> _Records for processing_
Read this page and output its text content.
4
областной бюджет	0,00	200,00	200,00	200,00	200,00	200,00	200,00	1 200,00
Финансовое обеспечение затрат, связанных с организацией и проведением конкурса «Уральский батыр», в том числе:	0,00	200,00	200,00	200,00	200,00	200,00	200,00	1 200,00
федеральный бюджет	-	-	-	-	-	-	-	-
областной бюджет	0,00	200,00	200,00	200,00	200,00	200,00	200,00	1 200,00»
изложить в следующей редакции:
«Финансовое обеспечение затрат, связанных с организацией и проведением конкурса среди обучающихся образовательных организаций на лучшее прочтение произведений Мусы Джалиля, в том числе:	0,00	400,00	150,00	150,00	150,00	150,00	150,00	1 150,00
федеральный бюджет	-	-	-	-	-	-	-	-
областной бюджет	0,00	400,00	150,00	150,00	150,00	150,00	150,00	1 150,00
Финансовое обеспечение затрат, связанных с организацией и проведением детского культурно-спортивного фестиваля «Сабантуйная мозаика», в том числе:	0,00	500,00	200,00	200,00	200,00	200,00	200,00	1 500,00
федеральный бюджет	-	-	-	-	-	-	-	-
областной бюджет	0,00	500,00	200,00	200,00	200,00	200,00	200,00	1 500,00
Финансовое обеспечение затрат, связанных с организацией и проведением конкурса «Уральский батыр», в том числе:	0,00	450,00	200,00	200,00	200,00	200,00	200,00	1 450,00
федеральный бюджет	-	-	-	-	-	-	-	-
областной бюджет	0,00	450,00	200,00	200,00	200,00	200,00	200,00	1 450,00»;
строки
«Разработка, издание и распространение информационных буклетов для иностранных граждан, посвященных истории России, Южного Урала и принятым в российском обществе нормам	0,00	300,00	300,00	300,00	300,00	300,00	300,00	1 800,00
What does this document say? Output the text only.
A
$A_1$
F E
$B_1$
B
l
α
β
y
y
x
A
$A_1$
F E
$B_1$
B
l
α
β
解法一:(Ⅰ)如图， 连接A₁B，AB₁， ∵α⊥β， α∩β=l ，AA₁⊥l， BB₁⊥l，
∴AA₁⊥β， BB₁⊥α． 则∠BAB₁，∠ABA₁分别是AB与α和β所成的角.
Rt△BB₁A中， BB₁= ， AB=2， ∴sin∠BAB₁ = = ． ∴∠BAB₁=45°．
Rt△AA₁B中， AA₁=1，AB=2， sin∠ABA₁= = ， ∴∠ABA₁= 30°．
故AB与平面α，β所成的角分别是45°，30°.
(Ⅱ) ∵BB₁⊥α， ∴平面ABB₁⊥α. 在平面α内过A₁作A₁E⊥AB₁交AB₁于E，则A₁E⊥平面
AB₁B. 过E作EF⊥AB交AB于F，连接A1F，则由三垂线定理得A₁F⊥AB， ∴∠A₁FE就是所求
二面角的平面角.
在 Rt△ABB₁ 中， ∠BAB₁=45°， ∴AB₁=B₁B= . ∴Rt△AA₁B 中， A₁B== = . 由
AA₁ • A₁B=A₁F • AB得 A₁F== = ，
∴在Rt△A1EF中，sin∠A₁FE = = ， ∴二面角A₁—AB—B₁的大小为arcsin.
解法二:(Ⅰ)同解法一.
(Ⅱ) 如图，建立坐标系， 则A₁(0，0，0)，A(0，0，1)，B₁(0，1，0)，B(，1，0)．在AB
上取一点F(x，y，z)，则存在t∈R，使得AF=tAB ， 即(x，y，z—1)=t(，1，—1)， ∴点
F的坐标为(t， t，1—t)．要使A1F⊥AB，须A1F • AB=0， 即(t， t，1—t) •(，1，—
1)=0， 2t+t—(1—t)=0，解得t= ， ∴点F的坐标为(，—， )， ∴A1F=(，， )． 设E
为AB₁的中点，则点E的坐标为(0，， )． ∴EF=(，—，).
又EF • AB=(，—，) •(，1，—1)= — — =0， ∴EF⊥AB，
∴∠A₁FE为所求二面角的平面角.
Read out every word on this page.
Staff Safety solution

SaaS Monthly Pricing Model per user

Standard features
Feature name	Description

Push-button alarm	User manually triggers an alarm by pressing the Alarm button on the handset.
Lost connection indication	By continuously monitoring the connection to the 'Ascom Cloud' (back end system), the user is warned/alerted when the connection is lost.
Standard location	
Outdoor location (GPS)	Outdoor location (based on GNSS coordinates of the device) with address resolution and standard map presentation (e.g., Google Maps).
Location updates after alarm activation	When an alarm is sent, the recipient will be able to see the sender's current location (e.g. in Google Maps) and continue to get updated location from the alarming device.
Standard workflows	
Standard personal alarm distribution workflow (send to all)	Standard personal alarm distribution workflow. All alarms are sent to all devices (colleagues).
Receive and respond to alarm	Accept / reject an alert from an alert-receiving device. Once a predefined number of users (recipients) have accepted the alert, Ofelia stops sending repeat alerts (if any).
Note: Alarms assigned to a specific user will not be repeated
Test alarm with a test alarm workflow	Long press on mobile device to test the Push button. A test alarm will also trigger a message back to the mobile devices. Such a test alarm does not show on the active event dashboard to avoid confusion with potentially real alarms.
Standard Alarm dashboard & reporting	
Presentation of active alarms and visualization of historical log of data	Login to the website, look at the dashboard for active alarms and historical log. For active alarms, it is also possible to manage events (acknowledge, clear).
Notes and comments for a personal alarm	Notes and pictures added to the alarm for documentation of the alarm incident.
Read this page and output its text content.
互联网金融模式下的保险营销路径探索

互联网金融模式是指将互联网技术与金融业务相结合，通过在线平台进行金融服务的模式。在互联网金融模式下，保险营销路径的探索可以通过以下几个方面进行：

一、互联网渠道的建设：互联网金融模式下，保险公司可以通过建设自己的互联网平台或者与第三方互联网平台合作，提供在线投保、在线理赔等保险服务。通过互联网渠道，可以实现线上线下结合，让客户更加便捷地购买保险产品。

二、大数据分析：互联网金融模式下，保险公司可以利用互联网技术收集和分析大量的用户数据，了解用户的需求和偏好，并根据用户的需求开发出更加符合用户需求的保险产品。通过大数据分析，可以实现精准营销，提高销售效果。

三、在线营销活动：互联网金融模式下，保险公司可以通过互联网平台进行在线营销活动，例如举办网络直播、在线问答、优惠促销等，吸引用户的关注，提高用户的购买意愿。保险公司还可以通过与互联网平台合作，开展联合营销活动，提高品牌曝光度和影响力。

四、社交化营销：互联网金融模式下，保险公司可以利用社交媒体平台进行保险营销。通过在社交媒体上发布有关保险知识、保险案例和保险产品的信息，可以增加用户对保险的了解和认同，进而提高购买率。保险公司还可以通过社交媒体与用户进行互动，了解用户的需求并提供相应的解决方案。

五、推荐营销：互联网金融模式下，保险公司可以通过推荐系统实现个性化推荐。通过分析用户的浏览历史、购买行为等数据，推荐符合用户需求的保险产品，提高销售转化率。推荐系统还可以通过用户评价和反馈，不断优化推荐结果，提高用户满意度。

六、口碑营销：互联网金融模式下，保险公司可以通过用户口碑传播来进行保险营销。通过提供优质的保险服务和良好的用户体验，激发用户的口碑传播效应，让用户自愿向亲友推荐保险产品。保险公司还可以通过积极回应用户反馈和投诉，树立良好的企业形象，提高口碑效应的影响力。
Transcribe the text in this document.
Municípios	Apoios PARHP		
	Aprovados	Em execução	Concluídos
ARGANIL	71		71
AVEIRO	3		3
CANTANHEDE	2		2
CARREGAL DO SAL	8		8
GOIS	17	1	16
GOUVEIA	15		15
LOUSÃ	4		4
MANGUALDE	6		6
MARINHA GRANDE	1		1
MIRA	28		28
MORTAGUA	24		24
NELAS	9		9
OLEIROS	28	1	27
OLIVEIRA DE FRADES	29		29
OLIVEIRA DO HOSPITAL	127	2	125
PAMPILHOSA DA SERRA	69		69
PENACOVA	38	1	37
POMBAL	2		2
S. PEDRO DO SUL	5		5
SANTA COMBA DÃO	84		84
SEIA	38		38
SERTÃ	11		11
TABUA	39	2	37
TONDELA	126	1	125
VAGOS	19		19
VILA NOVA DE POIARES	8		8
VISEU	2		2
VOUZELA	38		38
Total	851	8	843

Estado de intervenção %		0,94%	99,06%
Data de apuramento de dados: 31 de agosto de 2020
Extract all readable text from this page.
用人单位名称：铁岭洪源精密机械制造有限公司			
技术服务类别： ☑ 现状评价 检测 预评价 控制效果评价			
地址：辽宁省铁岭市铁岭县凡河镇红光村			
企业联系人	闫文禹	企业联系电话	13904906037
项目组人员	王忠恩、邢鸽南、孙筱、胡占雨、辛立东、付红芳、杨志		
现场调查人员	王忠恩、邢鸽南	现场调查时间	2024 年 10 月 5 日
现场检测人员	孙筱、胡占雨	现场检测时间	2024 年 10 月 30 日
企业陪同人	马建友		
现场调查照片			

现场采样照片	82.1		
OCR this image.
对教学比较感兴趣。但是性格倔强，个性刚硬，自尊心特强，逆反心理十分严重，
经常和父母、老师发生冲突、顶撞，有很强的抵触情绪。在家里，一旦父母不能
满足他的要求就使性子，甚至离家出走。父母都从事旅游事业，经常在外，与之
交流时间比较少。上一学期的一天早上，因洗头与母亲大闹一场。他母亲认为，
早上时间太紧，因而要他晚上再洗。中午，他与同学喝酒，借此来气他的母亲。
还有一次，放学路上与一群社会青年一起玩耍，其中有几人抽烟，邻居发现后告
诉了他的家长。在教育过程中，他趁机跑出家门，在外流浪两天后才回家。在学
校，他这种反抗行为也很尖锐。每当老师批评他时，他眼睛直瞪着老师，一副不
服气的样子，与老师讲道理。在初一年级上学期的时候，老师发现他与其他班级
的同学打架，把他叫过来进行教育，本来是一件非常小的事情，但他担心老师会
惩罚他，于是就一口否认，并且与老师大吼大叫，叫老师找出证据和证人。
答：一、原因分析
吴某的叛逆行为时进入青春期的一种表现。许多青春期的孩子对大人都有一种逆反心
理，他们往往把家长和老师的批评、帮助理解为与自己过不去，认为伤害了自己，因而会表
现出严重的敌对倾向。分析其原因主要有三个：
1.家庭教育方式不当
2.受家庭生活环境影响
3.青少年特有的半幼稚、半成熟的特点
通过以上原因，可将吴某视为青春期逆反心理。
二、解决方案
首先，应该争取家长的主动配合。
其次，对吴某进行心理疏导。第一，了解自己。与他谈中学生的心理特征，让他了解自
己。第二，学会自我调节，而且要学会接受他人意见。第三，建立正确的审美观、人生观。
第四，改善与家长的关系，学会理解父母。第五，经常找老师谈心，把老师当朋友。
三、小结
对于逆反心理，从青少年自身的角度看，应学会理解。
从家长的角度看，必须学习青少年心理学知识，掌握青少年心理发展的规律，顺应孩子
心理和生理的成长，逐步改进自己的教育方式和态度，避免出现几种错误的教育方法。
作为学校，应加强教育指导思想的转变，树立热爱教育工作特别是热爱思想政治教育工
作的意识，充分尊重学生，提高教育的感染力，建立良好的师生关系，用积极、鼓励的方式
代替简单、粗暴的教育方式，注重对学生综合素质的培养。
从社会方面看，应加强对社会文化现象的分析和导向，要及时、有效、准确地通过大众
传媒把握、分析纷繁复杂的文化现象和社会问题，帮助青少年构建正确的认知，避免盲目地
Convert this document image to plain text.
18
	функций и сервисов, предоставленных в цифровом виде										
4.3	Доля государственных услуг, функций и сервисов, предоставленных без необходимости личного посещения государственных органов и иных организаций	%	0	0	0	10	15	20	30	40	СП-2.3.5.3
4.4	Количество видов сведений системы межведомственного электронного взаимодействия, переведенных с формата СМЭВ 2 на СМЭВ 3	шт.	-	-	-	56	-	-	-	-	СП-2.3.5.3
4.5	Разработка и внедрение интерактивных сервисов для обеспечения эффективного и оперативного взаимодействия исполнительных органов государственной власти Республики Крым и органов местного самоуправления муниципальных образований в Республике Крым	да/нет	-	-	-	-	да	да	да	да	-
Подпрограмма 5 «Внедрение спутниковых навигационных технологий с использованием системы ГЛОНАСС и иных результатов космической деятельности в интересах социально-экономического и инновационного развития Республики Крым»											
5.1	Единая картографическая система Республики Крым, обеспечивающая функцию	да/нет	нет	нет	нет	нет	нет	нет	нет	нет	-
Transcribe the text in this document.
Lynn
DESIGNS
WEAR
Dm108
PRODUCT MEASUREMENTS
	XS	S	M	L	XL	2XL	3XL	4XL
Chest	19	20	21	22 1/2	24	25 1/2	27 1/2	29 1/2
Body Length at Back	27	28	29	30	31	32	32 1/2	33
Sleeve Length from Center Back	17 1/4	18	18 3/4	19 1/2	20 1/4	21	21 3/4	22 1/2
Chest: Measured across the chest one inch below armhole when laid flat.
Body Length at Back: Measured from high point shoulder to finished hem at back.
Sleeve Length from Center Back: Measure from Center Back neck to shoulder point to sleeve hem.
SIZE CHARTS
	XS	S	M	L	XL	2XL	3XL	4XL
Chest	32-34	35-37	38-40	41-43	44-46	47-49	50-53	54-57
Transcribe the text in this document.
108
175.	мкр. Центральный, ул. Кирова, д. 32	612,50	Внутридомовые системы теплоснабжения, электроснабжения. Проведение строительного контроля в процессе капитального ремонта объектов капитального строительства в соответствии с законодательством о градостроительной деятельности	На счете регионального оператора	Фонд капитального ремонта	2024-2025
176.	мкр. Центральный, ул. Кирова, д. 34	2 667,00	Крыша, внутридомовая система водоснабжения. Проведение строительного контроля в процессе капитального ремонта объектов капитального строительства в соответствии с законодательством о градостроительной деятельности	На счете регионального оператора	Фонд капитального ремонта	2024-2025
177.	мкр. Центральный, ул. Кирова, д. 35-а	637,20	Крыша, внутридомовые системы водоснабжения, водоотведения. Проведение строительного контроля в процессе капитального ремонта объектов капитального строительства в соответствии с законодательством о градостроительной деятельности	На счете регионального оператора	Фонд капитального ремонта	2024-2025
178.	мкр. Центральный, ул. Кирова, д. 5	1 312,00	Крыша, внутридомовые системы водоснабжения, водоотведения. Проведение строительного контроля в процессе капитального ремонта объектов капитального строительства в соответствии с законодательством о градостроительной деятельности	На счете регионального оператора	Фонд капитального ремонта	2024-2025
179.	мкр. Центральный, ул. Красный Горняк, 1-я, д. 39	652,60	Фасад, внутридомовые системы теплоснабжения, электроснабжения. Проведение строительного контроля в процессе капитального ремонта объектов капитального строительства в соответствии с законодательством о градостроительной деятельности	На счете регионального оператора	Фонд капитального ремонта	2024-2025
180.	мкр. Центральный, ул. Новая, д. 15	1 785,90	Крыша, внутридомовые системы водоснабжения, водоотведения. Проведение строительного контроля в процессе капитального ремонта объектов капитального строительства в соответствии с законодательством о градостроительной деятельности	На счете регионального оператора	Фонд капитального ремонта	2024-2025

> _Goal_
Above are the records. Copy every line in them holding "батыр".

> _Output of the task_
Финансовое обеспечение затрат, связанных с организацией и проведением конкурса «Уральский батыр», в том числе:	0,00	200,00	200,00	200,00	200,00	200,00	200,00	1 200,00
Финансовое обеспечение затрат, связанных с организацией и проведением конкурса «Уральский батыр», в том числе:	0,00	450,00	200,00	200,00	200,00	200,00	200,00	1 450,00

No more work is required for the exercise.